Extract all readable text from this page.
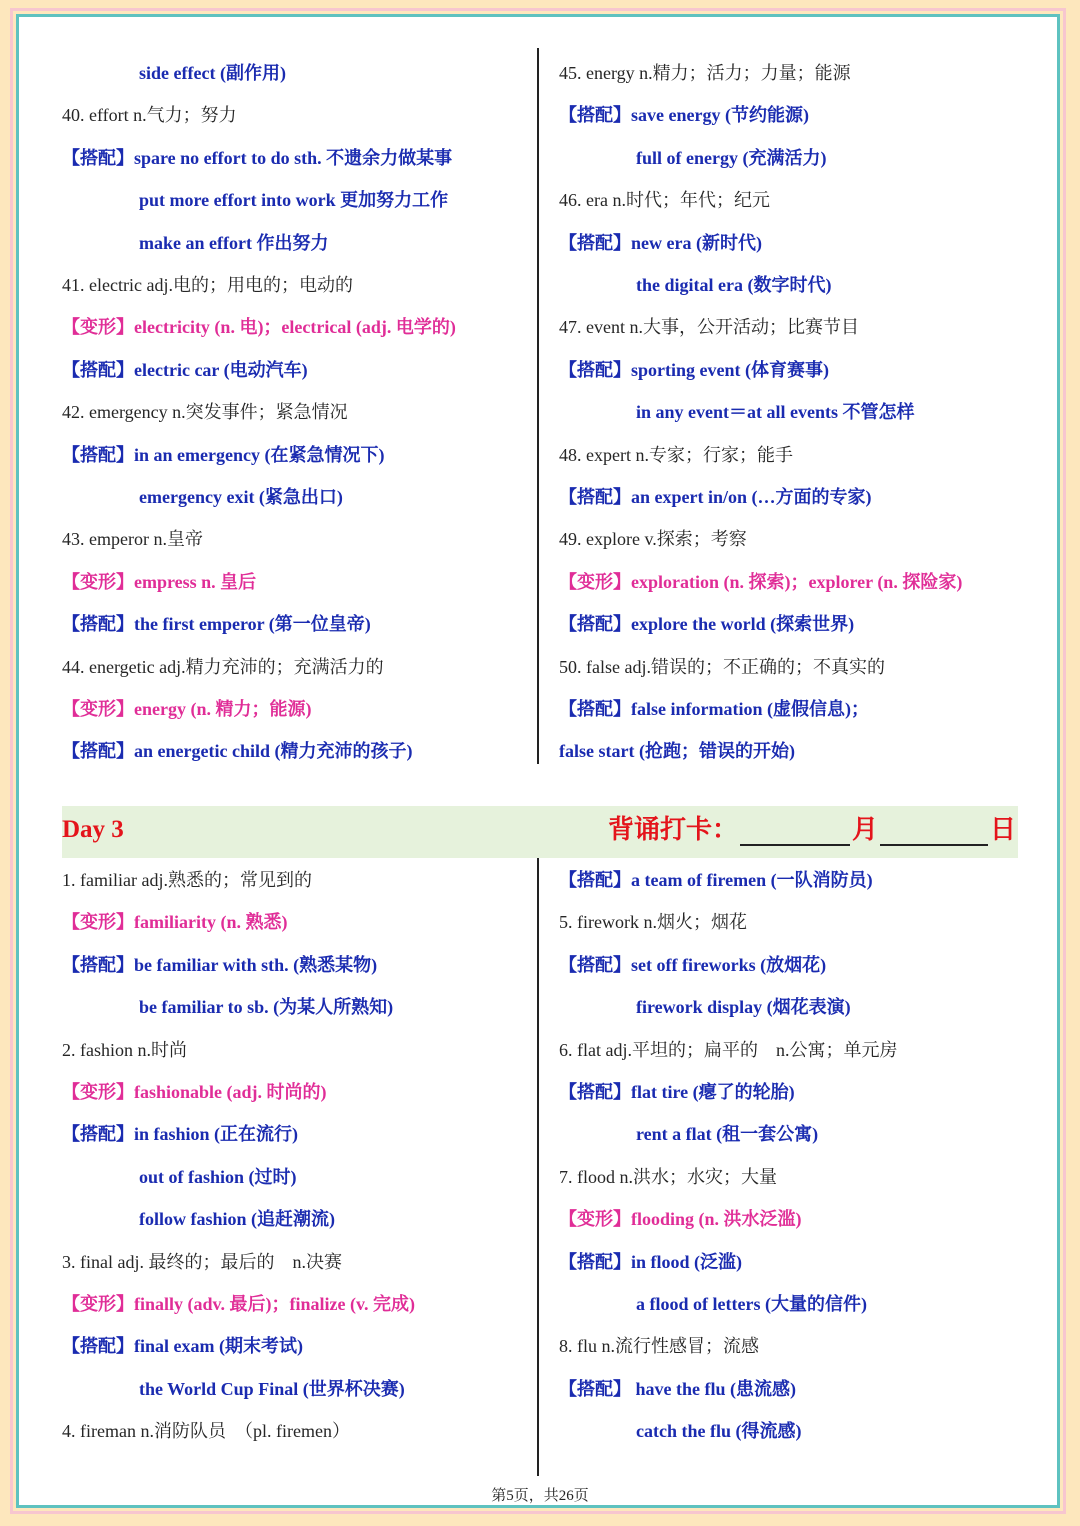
side effect (副作用)
40. effort n.气力；努力
【搭配】spare no effort to do sth. 不遗余力做某事
put more effort into work 更加努力工作
make an effort 作出努力
41. electric adj.电的；用电的；电动的
【变形】electricity (n. 电)；electrical (adj. 电学的)
【搭配】electric car (电动汽车)
42. emergency n.突发事件；紧急情况
【搭配】in an emergency (在紧急情况下)
emergency exit (紧急出口)
43. emperor n.皇帝
【变形】empress n. 皇后
【搭配】the first emperor (第一位皇帝)
44. energetic adj.精力充沛的；充满活力的
【变形】energy (n. 精力；能源)
【搭配】an energetic child (精力充沛的孩子)
45. energy n.精力；活力；力量；能源
【搭配】save energy (节约能源)
full of energy (充满活力)
46. era n.时代；年代；纪元
【搭配】new era (新时代)
the digital era (数字时代)
47. event n.大事，公开活动；比赛节目
【搭配】sporting event (体育赛事)
in any event＝at all events 不管怎样
48. expert n.专家；行家；能手
【搭配】an expert in/on (…方面的专家)
49. explore v.探索；考察
【变形】exploration (n. 探索)；explorer (n. 探险家)
【搭配】explore the world (探索世界)
50. false adj.错误的；不正确的；不真实的
【搭配】false information (虚假信息)；
false start (抢跑；错误的开始)
Day 3	背诵打卡：	月	日
1. familiar adj.熟悉的；常见到的
【变形】familiarity (n. 熟悉)
【搭配】be familiar with sth. (熟悉某物)
be familiar to sb. (为某人所熟知)
2. fashion n.时尚
【变形】fashionable (adj. 时尚的)
【搭配】in fashion (正在流行)
out of fashion (过时)
follow fashion (追赶潮流)
3. final adj. 最终的；最后的　n.决赛
【变形】finally (adv. 最后)；finalize (v. 完成)
【搭配】final exam (期末考试)
the World Cup Final (世界杯决赛)
4. fireman n.消防队员　（pl. firemen）
【搭配】a team of firemen (一队消防员)
5. firework n.烟火；烟花
【搭配】set off fireworks (放烟花)
firework display (烟花表演)
6. flat adj.平坦的；扁平的　n.公寓；单元房
【搭配】flat tire (瘪了的轮胎)
rent a flat (租一套公寓)
7. flood n.洪水；水灾；大量
【变形】flooding (n. 洪水泛滥)
【搭配】in flood (泛滥)
a flood of letters (大量的信件)
8. flu n.流行性感冒；流感
【搭配】 have the flu (患流感)
catch the flu (得流感)
第5页，共26页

# [Directions]
Reproduce the data above in full, exactly as it is, with the pictures left out.

# [Response to this exercise]
Extract all readable text from this page.
side effect (副作用)
40. effort n.气力；努力
【搭配】spare no effort to do sth. 不遗余力做某事
put more effort into work 更加努力工作
make an effort 作出努力
41. electric adj.电的；用电的；电动的
【变形】electricity (n. 电)；electrical (adj. 电学的)
【搭配】electric car (电动汽车)
42. emergency n.突发事件；紧急情况
【搭配】in an emergency (在紧急情况下)
emergency exit (紧急出口)
43. emperor n.皇帝
【变形】empress n. 皇后
【搭配】the first emperor (第一位皇帝)
44. energetic adj.精力充沛的；充满活力的
【变形】energy (n. 精力；能源)
【搭配】an energetic child (精力充沛的孩子)
45. energy n.精力；活力；力量；能源
【搭配】save energy (节约能源)
full of energy (充满活力)
46. era n.时代；年代；纪元
【搭配】new era (新时代)
the digital era (数字时代)
47. event n.大事，公开活动；比赛节目
【搭配】sporting event (体育赛事)
in any event＝at all events 不管怎样
48. expert n.专家；行家；能手
【搭配】an expert in/on (…方面的专家)
49. explore v.探索；考察
【变形】exploration (n. 探索)；explorer (n. 探险家)
【搭配】explore the world (探索世界)
50. false adj.错误的；不正确的；不真实的
【搭配】false information (虚假信息)；
false start (抢跑；错误的开始)
Day 3	背诵打卡：	月	日
1. familiar adj.熟悉的；常见到的
【变形】familiarity (n. 熟悉)
【搭配】be familiar with sth. (熟悉某物)
be familiar to sb. (为某人所熟知)
2. fashion n.时尚
【变形】fashionable (adj. 时尚的)
【搭配】in fashion (正在流行)
out of fashion (过时)
follow fashion (追赶潮流)
3. final adj. 最终的；最后的　n.决赛
【变形】finally (adv. 最后)；finalize (v. 完成)
【搭配】final exam (期末考试)
the World Cup Final (世界杯决赛)
4. fireman n.消防队员　（pl. firemen）
【搭配】a team of firemen (一队消防员)
5. firework n.烟火；烟花
【搭配】set off fireworks (放烟花)
firework display (烟花表演)
6. flat adj.平坦的；扁平的　n.公寓；单元房
【搭配】flat tire (瘪了的轮胎)
rent a flat (租一套公寓)
7. flood n.洪水；水灾；大量
【变形】flooding (n. 洪水泛滥)
【搭配】in flood (泛滥)
a flood of letters (大量的信件)
8. flu n.流行性感冒；流感
【搭配】 have the flu (患流感)
catch the flu (得流感)
第5页，共26页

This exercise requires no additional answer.